Dataset records:
-=-=-=-=-

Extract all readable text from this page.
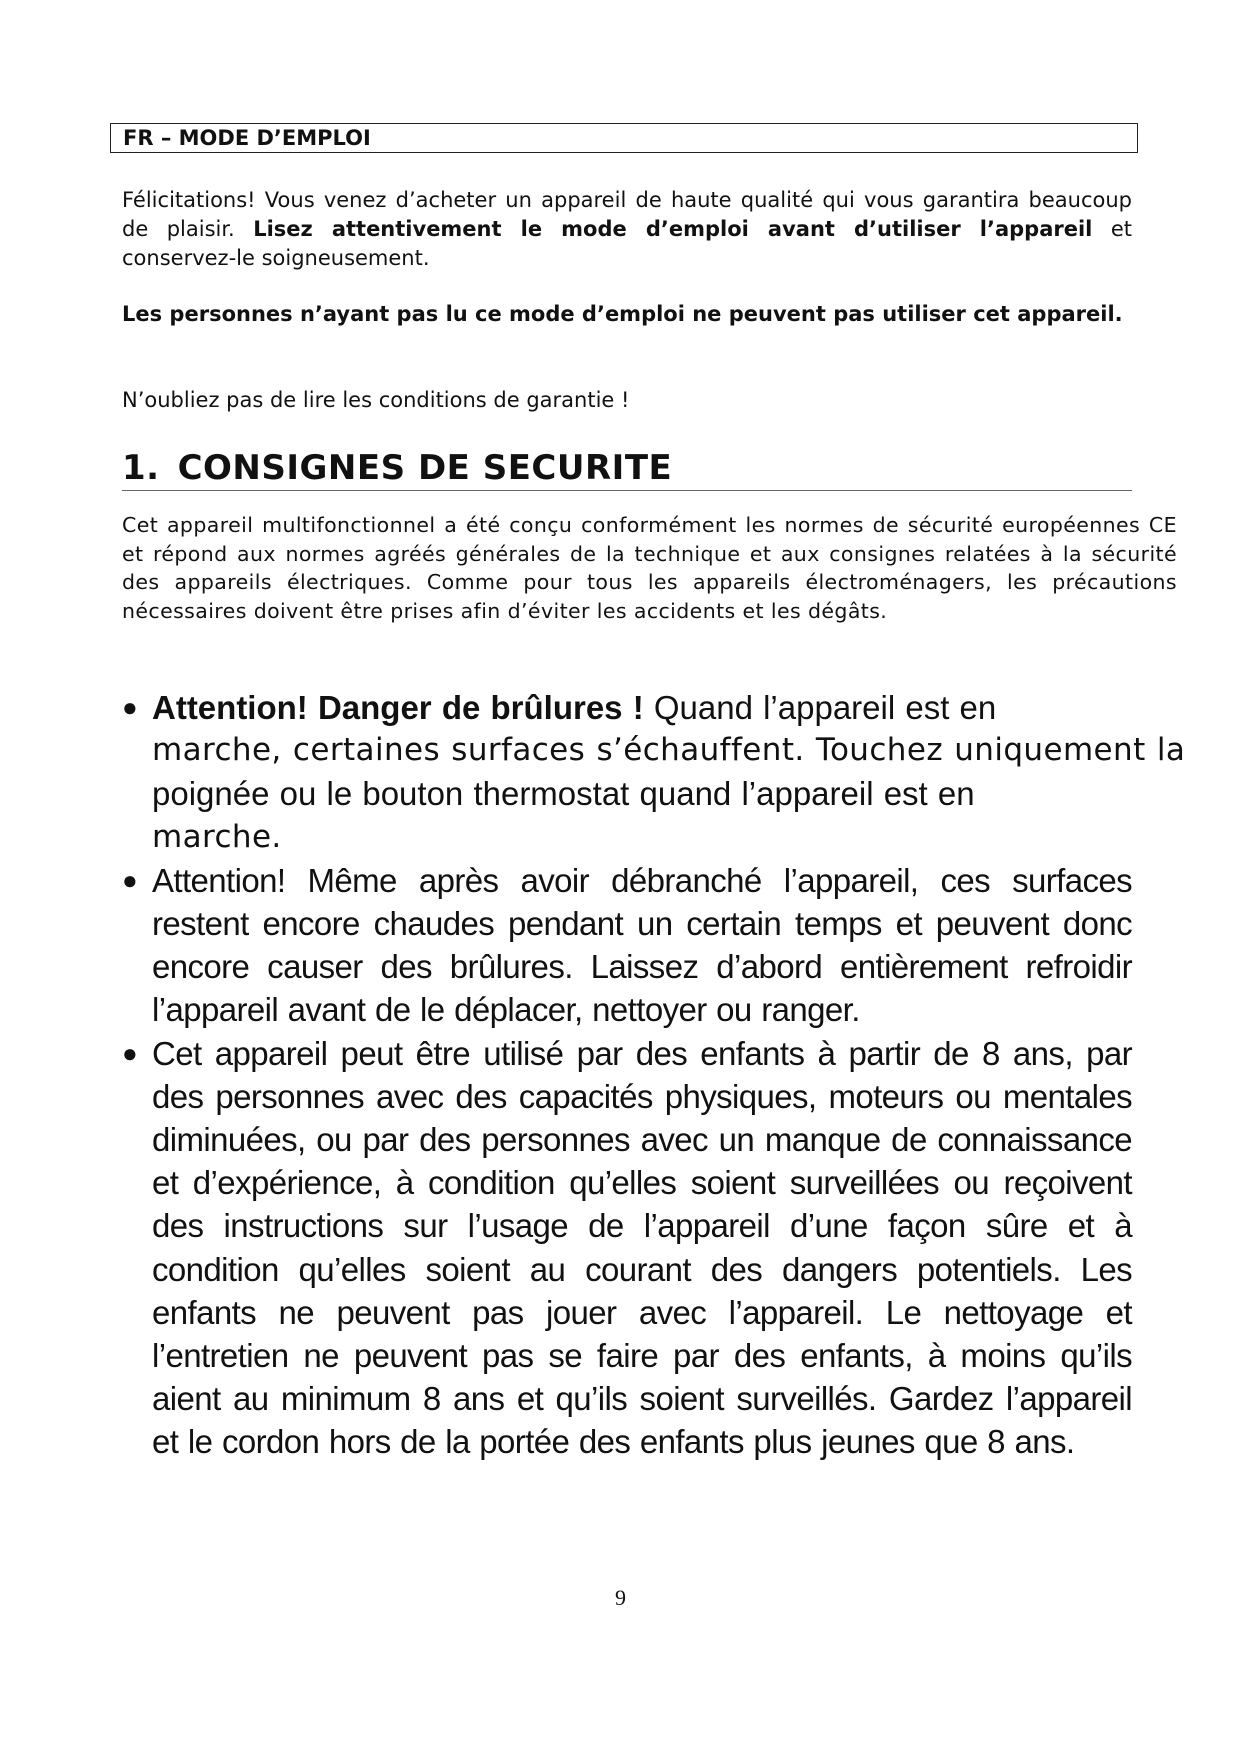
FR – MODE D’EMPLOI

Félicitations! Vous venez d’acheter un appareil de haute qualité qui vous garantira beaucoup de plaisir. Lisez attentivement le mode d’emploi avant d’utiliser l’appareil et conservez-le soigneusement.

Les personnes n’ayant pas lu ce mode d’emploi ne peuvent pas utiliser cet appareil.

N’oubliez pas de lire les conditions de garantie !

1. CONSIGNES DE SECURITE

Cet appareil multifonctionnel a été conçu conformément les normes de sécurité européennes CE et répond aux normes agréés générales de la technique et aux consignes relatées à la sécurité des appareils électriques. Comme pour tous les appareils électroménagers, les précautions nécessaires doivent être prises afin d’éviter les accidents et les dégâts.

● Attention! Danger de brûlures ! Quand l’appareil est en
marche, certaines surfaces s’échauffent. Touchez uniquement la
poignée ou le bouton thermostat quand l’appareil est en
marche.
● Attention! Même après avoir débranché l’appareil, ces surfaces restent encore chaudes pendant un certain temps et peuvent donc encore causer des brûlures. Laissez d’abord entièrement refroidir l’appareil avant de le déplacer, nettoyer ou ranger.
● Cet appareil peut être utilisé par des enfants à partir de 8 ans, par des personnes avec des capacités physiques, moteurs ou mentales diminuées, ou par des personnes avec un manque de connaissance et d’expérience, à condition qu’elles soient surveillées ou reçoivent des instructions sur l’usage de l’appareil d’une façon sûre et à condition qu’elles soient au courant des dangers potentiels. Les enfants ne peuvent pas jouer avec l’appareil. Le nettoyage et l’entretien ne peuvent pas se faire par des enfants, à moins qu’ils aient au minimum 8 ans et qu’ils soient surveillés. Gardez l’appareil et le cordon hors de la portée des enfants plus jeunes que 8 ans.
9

-=-=-=-=-

# What needs to be done
Return each line of the data that contains the string "marche".

# Solution to the exercise
marche, certaines surfaces s’échauffent. Touchez uniquement la
marche.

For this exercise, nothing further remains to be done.